Excerpt from a dataset
>>>

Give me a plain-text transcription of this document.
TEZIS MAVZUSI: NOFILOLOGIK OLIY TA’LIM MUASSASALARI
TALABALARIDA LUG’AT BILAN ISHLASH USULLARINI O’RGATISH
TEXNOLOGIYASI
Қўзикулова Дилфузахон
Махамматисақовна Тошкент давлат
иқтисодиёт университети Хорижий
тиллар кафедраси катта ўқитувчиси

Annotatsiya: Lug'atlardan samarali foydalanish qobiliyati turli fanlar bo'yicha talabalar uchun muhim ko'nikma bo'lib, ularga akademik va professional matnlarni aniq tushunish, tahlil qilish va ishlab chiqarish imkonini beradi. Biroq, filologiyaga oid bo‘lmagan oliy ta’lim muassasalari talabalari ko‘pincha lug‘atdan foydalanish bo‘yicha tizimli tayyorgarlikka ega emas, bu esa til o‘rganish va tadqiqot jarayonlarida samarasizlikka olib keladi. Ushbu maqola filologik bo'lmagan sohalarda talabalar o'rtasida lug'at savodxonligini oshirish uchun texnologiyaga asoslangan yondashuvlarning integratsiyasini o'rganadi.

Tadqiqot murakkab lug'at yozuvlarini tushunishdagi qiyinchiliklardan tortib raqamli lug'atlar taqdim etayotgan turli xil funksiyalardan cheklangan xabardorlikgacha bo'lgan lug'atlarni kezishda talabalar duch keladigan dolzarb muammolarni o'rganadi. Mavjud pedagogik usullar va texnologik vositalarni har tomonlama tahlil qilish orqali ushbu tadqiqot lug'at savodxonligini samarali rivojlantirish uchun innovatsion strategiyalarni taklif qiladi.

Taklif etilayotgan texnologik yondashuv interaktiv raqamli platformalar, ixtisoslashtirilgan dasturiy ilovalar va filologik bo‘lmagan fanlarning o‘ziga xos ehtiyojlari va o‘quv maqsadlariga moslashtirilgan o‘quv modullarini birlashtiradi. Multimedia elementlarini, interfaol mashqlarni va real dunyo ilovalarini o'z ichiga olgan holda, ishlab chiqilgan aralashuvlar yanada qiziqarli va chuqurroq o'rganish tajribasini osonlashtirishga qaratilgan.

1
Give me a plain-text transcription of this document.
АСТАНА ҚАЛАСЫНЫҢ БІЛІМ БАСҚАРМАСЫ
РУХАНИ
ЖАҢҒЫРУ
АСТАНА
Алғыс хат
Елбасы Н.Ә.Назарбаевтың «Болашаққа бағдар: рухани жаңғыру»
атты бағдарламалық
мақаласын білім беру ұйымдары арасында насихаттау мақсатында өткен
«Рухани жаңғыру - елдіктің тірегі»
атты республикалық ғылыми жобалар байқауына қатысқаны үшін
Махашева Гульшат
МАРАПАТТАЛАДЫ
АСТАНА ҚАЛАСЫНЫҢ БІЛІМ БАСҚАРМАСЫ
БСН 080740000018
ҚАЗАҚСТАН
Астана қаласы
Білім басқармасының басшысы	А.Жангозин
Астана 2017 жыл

<<<

#### To be done:
Retype all of the material, keeping each line exact.

#### Result of this task:
Give me a plain-text transcription of this document.
TEZIS MAVZUSI: NOFILOLOGIK OLIY TA’LIM MUASSASALARI
TALABALARIDA LUG’AT BILAN ISHLASH USULLARINI O’RGATISH
TEXNOLOGIYASI
Қўзикулова Дилфузахон
Махамматисақовна Тошкент давлат
иқтисодиёт университети Хорижий
тиллар кафедраси катта ўқитувчиси

Annotatsiya: Lug'atlardan samarali foydalanish qobiliyati turli fanlar bo'yicha talabalar uchun muhim ko'nikma bo'lib, ularga akademik va professional matnlarni aniq tushunish, tahlil qilish va ishlab chiqarish imkonini beradi. Biroq, filologiyaga oid bo‘lmagan oliy ta’lim muassasalari talabalari ko‘pincha lug‘atdan foydalanish bo‘yicha tizimli tayyorgarlikka ega emas, bu esa til o‘rganish va tadqiqot jarayonlarida samarasizlikka olib keladi. Ushbu maqola filologik bo'lmagan sohalarda talabalar o'rtasida lug'at savodxonligini oshirish uchun texnologiyaga asoslangan yondashuvlarning integratsiyasini o'rganadi.

Tadqiqot murakkab lug'at yozuvlarini tushunishdagi qiyinchiliklardan tortib raqamli lug'atlar taqdim etayotgan turli xil funksiyalardan cheklangan xabardorlikgacha bo'lgan lug'atlarni kezishda talabalar duch keladigan dolzarb muammolarni o'rganadi. Mavjud pedagogik usullar va texnologik vositalarni har tomonlama tahlil qilish orqali ushbu tadqiqot lug'at savodxonligini samarali rivojlantirish uchun innovatsion strategiyalarni taklif qiladi.

Taklif etilayotgan texnologik yondashuv interaktiv raqamli platformalar, ixtisoslashtirilgan dasturiy ilovalar va filologik bo‘lmagan fanlarning o‘ziga xos ehtiyojlari va o‘quv maqsadlariga moslashtirilgan o‘quv modullarini birlashtiradi. Multimedia elementlarini, interfaol mashqlarni va real dunyo ilovalarini o'z ichiga olgan holda, ishlab chiqilgan aralashuvlar yanada qiziqarli va chuqurroq o'rganish tajribasini osonlashtirishga qaratilgan.

1
Give me a plain-text transcription of this document.
АСТАНА ҚАЛАСЫНЫҢ БІЛІМ БАСҚАРМАСЫ
РУХАНИ
ЖАҢҒЫРУ
АСТАНА
Алғыс хат
Елбасы Н.Ә.Назарбаевтың «Болашаққа бағдар: рухани жаңғыру»
атты бағдарламалық
мақаласын білім беру ұйымдары арасында насихаттау мақсатында өткен
«Рухани жаңғыру - елдіктің тірегі»
атты республикалық ғылыми жобалар байқауына қатысқаны үшін
Махашева Гульшат
МАРАПАТТАЛАДЫ
АСТАНА ҚАЛАСЫНЫҢ БІЛІМ БАСҚАРМАСЫ
БСН 080740000018
ҚАЗАҚСТАН
Астана қаласы
Білім басқармасының басшысы	А.Жангозин
Астана 2017 жыл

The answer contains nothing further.